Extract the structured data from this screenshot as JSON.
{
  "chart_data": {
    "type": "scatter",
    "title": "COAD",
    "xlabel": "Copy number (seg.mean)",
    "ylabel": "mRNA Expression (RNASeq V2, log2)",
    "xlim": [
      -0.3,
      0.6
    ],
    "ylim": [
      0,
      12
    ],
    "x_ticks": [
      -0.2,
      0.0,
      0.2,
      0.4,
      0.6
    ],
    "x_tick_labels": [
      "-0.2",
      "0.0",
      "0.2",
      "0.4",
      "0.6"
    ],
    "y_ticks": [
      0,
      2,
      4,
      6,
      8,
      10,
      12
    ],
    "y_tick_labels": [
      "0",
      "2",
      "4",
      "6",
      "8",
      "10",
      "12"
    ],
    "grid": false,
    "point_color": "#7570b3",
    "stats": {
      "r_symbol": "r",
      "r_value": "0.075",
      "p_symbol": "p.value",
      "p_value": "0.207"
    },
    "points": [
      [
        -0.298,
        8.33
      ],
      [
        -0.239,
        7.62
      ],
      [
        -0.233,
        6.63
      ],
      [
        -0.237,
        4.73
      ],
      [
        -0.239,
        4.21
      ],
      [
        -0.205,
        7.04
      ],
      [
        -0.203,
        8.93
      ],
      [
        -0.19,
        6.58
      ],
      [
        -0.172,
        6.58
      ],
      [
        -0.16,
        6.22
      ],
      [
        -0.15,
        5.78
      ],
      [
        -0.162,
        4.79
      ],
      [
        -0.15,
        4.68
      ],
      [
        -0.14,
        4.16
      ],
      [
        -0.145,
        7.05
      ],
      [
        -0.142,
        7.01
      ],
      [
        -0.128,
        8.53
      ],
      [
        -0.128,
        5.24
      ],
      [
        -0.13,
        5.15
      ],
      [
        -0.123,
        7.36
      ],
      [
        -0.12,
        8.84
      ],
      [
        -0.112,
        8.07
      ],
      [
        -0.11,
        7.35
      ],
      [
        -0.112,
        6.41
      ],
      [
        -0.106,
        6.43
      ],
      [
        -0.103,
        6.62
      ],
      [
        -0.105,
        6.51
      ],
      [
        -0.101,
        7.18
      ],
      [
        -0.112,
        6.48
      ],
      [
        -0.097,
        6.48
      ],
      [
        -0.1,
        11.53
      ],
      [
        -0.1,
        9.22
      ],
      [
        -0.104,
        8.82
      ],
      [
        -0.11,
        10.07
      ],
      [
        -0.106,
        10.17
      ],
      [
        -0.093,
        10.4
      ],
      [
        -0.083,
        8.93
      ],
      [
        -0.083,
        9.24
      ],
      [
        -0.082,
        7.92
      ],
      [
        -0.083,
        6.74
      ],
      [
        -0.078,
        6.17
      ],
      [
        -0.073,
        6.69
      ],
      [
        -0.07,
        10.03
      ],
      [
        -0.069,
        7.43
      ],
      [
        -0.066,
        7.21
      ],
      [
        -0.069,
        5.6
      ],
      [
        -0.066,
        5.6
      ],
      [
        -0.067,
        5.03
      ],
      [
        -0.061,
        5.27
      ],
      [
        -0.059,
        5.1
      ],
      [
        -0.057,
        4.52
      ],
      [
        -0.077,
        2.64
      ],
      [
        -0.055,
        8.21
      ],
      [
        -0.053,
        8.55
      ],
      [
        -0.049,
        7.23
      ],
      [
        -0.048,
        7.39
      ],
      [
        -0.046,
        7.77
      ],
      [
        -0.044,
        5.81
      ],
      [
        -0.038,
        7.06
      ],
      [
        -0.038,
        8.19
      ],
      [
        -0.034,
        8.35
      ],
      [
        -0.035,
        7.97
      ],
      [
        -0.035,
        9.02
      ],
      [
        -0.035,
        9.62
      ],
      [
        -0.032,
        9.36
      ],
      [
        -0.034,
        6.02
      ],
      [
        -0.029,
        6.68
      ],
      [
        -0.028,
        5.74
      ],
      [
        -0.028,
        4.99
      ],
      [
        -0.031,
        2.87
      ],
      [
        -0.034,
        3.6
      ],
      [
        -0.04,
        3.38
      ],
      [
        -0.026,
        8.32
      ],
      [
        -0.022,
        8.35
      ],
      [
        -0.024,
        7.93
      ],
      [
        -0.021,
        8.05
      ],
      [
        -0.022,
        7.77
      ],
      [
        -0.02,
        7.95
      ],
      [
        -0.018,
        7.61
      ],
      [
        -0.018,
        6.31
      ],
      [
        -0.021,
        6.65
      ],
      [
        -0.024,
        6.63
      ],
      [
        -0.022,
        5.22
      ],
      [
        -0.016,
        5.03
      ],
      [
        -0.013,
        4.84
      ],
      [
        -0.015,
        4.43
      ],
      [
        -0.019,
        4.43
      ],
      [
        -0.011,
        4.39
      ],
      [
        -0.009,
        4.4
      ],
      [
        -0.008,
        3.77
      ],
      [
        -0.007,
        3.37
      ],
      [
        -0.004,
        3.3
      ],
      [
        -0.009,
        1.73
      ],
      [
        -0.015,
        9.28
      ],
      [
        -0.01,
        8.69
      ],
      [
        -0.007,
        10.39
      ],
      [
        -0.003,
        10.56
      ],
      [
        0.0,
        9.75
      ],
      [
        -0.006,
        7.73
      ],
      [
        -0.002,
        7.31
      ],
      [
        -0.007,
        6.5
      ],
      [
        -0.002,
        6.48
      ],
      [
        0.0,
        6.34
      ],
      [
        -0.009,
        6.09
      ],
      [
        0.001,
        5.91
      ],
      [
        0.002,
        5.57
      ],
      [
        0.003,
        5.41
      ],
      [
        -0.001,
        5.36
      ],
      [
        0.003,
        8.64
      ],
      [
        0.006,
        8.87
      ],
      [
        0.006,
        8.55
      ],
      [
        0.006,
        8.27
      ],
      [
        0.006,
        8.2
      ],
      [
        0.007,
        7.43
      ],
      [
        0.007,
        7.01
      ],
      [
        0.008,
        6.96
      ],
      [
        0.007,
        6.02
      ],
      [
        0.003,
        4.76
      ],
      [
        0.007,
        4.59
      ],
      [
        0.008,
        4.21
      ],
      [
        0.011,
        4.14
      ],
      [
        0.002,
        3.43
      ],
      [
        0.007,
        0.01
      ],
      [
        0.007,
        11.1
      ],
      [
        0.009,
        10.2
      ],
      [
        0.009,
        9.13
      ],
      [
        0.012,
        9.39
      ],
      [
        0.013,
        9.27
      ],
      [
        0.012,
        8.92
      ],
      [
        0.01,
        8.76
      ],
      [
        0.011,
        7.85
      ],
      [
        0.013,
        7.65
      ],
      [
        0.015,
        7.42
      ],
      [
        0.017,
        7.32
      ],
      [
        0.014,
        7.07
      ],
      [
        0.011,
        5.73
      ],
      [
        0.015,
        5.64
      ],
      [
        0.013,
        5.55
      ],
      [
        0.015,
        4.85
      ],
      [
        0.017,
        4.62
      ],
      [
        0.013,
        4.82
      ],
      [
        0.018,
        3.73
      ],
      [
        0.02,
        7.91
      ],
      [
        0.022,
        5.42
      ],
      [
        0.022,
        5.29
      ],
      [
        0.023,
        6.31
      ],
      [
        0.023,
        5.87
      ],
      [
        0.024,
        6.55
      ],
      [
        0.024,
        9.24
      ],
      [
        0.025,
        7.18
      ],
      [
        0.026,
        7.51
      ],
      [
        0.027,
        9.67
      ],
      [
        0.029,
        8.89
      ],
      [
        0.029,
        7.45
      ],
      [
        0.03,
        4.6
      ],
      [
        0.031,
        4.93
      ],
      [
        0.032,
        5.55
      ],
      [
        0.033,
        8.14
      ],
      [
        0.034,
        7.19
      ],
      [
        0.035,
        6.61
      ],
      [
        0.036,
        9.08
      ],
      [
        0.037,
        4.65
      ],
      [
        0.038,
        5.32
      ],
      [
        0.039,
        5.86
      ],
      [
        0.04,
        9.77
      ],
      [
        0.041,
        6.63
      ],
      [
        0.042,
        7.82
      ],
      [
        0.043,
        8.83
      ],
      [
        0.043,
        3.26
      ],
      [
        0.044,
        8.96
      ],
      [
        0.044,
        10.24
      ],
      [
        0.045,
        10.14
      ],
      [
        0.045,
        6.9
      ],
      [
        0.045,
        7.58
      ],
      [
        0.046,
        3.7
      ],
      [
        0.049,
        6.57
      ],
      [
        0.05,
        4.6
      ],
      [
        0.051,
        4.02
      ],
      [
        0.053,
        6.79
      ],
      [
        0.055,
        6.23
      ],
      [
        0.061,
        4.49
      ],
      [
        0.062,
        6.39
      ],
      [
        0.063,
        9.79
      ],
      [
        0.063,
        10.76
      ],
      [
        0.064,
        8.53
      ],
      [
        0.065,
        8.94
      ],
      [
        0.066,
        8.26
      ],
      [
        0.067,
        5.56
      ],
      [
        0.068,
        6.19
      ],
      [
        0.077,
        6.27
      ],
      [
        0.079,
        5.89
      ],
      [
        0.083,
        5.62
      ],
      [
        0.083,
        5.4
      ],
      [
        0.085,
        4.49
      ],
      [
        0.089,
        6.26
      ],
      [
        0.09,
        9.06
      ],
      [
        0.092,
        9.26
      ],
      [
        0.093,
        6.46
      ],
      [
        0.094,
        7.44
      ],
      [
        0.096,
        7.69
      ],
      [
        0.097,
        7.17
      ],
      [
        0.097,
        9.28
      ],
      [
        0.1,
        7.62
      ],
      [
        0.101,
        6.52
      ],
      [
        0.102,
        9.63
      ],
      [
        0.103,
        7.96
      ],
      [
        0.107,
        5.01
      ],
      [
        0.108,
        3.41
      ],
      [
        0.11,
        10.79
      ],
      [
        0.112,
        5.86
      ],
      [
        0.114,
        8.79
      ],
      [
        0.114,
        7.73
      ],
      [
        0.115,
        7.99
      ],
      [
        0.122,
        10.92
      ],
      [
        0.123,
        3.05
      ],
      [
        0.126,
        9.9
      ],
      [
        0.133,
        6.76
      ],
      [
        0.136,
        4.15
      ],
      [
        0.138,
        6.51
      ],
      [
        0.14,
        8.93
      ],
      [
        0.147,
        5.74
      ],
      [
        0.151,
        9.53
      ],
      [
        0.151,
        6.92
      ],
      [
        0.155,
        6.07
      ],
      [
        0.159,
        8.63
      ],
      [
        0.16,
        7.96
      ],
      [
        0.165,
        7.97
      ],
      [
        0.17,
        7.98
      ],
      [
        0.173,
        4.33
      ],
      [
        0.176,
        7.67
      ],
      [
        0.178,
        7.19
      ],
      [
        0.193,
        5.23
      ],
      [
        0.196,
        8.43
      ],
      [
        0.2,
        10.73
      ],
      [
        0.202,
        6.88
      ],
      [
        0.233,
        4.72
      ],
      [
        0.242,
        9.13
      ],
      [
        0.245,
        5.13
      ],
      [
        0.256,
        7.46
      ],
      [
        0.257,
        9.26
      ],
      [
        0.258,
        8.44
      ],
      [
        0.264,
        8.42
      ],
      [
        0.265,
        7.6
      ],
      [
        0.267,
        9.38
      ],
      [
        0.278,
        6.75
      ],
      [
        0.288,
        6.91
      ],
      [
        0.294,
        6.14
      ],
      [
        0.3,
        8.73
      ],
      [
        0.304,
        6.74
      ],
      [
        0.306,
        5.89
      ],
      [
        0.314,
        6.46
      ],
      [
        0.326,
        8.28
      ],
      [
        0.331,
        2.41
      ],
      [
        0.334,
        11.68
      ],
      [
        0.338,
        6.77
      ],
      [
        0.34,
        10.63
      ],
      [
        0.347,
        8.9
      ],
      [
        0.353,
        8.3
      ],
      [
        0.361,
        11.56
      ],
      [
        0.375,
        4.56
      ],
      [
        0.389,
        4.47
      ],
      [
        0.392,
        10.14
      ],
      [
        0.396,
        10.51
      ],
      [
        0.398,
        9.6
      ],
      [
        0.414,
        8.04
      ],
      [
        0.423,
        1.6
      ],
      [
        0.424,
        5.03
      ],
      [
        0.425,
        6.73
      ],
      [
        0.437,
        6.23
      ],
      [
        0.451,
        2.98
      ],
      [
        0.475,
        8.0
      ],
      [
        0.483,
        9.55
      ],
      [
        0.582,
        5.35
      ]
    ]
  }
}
★ ★ ★ ★ ★ ★ ★
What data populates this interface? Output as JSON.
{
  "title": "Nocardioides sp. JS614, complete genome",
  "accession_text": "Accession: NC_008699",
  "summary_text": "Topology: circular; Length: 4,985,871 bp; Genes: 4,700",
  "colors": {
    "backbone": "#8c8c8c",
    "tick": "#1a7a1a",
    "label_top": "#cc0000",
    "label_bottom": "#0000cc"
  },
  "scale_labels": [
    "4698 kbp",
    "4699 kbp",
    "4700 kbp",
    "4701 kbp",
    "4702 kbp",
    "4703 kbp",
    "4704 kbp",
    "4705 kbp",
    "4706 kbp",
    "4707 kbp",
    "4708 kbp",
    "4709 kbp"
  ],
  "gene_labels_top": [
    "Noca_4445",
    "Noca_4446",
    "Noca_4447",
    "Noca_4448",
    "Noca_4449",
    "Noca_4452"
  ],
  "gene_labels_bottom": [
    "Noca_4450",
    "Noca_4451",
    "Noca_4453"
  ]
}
★ ★ ★ ★ ★ ★ ★
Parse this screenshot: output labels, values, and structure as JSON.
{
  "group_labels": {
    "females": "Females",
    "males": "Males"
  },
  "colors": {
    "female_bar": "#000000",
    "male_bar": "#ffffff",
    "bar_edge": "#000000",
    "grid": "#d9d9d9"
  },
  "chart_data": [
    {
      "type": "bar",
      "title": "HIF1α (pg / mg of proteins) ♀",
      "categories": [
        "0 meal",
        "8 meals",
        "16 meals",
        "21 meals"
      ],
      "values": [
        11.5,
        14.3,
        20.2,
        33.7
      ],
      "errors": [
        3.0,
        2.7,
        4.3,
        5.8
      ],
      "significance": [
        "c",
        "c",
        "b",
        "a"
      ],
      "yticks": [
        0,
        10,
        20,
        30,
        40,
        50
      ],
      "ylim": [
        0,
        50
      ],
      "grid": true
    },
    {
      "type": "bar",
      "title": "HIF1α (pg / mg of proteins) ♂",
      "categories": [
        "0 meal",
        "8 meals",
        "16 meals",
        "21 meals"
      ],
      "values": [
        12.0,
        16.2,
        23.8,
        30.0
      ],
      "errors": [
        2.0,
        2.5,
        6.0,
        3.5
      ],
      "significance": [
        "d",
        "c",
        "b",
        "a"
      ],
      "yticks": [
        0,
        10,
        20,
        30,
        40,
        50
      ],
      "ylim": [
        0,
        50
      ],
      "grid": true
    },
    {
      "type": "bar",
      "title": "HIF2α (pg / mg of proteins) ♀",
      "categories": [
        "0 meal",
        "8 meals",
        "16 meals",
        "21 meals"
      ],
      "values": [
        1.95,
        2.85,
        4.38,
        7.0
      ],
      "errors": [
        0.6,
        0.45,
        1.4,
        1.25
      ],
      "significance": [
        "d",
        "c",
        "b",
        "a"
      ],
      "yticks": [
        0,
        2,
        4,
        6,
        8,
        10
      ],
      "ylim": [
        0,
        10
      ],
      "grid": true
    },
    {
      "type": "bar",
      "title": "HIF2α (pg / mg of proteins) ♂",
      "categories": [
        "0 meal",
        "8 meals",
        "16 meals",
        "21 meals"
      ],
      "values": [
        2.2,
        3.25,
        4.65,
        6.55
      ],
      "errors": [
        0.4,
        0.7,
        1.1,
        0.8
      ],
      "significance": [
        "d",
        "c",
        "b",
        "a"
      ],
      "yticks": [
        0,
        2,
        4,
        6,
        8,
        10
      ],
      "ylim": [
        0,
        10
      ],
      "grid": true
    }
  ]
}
★ ★ ★ ★ ★ ★ ★
▸ **TASK BRIEF**
Tell how many lines of the material above contain the word "this", giving only the number.

▸ **EXERCISE RESULT**
3